• _What is being asked_
Copy out each line below that has the word "เสมอเหม" in it.

• _Records for the task_
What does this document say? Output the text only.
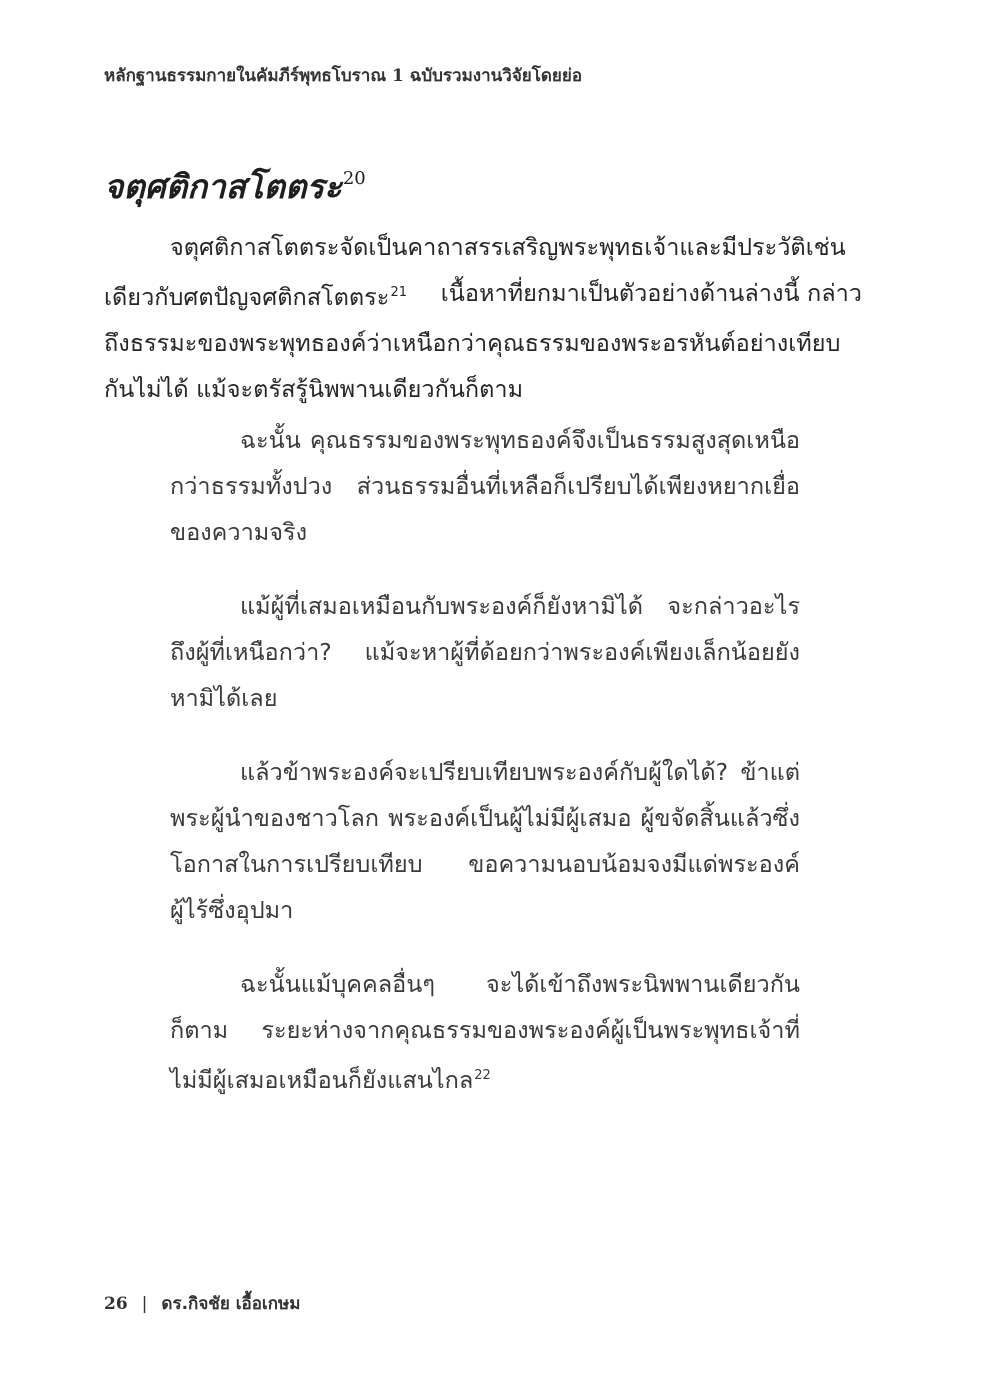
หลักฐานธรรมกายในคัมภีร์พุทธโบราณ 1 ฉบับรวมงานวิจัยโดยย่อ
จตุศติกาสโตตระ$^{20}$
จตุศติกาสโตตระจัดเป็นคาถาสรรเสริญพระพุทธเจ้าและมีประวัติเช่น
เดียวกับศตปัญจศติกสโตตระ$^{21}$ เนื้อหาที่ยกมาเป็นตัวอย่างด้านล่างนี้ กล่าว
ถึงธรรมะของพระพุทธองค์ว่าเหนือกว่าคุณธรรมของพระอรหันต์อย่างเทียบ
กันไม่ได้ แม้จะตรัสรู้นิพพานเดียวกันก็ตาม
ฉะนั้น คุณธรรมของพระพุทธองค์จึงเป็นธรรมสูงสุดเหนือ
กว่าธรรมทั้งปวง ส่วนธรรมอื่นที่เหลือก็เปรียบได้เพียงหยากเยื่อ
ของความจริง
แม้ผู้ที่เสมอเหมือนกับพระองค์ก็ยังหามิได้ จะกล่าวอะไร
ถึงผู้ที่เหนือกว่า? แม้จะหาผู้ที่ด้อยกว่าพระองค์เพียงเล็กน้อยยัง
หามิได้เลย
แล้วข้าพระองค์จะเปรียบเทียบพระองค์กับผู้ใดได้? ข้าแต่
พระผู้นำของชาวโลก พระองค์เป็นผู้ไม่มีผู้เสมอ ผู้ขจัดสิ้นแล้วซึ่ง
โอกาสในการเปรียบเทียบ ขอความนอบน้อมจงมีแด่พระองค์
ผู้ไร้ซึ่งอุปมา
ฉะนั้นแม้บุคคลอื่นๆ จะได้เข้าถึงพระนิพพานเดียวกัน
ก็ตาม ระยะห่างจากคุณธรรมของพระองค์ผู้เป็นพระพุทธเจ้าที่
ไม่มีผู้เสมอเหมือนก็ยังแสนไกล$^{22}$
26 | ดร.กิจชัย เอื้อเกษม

• _Result for this exercise_
แม้ผู้ที่เสมอเหมือนกับพระองค์ก็ยังหามิได้ จะกล่าวอะไร
ไม่มีผู้เสมอเหมือนก็ยังแสนไกล$^{22}$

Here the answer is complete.